_STATED PROBLEM_:
Would you pull out every line of the material that contains the string "Χημικός"?

_EXTRACTED MATERIAL_:
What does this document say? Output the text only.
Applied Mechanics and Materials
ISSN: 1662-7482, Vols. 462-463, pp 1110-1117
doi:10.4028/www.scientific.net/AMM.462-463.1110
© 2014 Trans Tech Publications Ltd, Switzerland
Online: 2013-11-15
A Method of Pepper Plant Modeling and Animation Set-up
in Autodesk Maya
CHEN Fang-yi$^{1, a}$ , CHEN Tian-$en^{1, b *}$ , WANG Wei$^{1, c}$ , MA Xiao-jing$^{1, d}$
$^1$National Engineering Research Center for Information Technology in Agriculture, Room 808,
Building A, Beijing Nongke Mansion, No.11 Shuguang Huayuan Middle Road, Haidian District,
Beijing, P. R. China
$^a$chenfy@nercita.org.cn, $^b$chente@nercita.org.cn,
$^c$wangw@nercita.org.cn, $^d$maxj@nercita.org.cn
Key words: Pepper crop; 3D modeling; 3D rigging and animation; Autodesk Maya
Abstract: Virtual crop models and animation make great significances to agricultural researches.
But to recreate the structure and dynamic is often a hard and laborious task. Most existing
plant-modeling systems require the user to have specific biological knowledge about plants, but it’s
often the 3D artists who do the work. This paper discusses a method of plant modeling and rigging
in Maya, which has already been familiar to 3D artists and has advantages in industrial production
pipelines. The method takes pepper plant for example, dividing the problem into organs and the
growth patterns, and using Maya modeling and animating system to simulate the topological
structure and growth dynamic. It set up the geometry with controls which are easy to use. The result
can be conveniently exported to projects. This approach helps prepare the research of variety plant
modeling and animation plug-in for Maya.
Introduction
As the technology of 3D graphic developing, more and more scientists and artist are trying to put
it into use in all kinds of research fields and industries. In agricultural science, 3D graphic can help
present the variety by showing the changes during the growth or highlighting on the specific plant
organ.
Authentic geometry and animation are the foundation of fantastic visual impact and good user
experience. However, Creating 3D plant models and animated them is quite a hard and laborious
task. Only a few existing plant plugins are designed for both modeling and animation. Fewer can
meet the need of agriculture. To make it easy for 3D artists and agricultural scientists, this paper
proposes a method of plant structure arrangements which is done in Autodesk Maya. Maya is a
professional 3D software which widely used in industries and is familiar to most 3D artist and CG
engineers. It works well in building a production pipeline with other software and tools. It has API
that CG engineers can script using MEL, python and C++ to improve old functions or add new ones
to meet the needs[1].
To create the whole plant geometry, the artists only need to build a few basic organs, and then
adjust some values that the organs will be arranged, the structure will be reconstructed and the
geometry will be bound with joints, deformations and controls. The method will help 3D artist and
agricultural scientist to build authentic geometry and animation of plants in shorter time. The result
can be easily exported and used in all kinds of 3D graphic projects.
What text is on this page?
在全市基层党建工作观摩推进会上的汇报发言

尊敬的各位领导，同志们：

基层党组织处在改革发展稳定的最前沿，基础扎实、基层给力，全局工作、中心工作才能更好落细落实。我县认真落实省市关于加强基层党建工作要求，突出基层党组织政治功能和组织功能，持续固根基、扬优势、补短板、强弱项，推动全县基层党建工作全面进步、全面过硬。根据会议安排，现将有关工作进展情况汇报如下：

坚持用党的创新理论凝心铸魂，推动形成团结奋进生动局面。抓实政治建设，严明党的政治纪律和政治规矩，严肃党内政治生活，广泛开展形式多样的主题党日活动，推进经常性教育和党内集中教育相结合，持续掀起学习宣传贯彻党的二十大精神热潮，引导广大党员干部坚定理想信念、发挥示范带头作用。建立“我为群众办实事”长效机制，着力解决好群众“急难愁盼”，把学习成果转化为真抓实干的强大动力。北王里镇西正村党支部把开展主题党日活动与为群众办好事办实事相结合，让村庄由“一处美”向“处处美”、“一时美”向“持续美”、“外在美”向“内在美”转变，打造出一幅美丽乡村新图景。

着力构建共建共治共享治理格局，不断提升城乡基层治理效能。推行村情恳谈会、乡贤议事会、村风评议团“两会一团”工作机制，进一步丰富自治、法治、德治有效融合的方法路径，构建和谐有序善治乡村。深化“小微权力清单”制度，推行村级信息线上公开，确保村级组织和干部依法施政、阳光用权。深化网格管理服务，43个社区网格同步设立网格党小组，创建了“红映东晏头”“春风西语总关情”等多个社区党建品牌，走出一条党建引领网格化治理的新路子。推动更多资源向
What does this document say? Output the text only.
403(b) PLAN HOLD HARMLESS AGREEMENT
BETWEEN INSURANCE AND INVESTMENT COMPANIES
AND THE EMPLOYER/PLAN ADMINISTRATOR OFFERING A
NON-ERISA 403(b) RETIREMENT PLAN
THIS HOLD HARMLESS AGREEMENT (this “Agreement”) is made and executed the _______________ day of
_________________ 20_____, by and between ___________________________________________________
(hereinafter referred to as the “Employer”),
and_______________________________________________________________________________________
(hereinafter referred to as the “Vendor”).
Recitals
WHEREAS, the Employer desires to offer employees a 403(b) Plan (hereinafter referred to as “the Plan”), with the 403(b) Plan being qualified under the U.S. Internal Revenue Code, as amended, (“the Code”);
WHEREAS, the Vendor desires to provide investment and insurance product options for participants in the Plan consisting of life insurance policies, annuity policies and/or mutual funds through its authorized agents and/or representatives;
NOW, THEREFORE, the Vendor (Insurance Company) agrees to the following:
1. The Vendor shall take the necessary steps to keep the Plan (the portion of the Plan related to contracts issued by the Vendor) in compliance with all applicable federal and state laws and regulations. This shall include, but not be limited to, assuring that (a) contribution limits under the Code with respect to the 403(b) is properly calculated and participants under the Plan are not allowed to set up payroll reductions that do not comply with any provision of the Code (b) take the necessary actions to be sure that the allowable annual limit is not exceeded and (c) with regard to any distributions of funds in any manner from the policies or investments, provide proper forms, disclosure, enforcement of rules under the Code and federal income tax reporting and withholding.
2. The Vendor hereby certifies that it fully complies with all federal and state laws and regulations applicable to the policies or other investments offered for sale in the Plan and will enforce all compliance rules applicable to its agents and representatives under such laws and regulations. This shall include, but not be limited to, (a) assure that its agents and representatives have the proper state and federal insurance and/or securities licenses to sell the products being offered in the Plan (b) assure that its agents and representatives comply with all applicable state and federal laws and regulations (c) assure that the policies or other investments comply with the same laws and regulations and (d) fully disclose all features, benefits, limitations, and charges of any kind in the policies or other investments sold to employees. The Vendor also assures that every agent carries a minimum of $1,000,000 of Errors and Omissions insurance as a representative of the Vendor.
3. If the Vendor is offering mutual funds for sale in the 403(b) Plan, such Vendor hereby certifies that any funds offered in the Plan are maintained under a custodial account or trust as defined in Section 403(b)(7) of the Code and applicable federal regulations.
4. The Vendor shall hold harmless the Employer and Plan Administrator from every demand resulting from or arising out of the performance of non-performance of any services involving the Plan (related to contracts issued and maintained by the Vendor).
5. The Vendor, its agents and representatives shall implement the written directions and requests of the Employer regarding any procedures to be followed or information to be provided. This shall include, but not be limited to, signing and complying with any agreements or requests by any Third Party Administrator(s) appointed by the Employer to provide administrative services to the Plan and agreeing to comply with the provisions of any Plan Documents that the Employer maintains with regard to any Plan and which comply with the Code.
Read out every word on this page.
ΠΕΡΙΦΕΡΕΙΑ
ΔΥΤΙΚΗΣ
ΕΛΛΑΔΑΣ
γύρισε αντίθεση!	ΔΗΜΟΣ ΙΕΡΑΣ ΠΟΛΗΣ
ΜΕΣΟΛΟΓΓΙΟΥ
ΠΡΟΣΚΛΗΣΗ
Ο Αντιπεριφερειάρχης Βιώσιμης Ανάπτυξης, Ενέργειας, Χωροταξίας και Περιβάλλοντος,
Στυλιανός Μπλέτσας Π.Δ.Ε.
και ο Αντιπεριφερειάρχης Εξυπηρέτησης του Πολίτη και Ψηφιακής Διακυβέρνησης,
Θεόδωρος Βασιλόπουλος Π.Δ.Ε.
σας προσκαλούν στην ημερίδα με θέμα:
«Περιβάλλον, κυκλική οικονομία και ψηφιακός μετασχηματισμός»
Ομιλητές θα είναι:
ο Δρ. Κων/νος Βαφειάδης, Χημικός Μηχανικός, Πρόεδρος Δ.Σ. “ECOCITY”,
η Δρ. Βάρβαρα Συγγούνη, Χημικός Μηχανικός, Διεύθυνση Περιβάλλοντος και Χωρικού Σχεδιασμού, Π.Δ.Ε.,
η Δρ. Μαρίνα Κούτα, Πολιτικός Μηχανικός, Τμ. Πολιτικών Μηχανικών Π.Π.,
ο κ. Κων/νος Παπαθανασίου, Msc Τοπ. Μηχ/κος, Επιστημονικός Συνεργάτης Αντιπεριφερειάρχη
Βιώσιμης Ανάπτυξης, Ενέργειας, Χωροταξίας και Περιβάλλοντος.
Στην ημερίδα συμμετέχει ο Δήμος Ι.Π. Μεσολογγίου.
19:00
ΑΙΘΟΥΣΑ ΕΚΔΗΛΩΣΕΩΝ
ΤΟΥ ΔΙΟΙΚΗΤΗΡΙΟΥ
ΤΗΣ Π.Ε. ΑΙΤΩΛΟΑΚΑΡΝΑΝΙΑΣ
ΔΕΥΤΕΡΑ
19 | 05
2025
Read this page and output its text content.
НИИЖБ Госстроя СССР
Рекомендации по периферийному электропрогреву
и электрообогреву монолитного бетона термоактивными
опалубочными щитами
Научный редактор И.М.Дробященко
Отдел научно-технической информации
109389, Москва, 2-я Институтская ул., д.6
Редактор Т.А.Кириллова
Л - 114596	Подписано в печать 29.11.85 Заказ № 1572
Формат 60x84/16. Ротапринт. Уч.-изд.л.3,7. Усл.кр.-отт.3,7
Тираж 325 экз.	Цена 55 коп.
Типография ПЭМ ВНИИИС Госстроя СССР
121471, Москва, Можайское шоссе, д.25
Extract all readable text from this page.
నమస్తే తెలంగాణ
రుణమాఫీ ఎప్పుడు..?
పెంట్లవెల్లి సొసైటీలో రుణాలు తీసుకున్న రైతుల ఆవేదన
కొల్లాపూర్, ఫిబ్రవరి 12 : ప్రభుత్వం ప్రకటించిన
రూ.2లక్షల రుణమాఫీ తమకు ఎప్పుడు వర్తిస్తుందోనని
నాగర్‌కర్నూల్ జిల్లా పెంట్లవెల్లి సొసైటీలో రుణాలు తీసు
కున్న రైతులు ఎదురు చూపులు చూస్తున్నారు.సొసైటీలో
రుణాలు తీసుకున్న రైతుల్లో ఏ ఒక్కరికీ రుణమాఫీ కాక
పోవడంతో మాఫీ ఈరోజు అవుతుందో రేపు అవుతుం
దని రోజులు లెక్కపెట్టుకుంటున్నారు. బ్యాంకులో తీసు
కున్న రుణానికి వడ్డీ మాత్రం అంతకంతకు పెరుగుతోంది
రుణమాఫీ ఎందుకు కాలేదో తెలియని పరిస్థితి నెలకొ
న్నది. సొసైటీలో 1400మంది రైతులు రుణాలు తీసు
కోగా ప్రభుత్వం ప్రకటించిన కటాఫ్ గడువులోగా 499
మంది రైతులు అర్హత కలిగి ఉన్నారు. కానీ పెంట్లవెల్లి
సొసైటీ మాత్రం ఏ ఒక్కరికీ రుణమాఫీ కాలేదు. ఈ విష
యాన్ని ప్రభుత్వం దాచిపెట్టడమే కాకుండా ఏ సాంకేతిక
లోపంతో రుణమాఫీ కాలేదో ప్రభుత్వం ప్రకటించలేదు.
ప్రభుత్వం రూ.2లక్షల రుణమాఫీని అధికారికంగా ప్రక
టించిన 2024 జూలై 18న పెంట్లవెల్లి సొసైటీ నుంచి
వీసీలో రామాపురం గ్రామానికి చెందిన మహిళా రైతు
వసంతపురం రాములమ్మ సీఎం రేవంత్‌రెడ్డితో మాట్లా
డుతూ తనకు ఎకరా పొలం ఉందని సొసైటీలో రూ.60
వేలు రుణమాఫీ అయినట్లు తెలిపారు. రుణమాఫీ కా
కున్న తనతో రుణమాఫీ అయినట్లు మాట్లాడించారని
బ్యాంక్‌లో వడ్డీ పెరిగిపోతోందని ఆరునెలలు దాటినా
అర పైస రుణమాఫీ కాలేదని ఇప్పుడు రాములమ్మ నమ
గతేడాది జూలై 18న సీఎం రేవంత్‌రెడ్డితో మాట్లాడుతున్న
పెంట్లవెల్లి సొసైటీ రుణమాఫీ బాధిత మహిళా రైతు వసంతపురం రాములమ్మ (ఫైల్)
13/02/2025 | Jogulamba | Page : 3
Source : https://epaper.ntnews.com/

_RESULT OF THIS TASK_:
ο Δρ. Κων/νος Βαφειάδης, Χημικός Μηχανικός, Πρόεδρος Δ.Σ. “ECOCITY”,
η Δρ. Βάρβαρα Συγγούνη, Χημικός Μηχανικός, Διεύθυνση Περιβάλλοντος και Χωρικού Σχεδιασμού, Π.Δ.Ε.,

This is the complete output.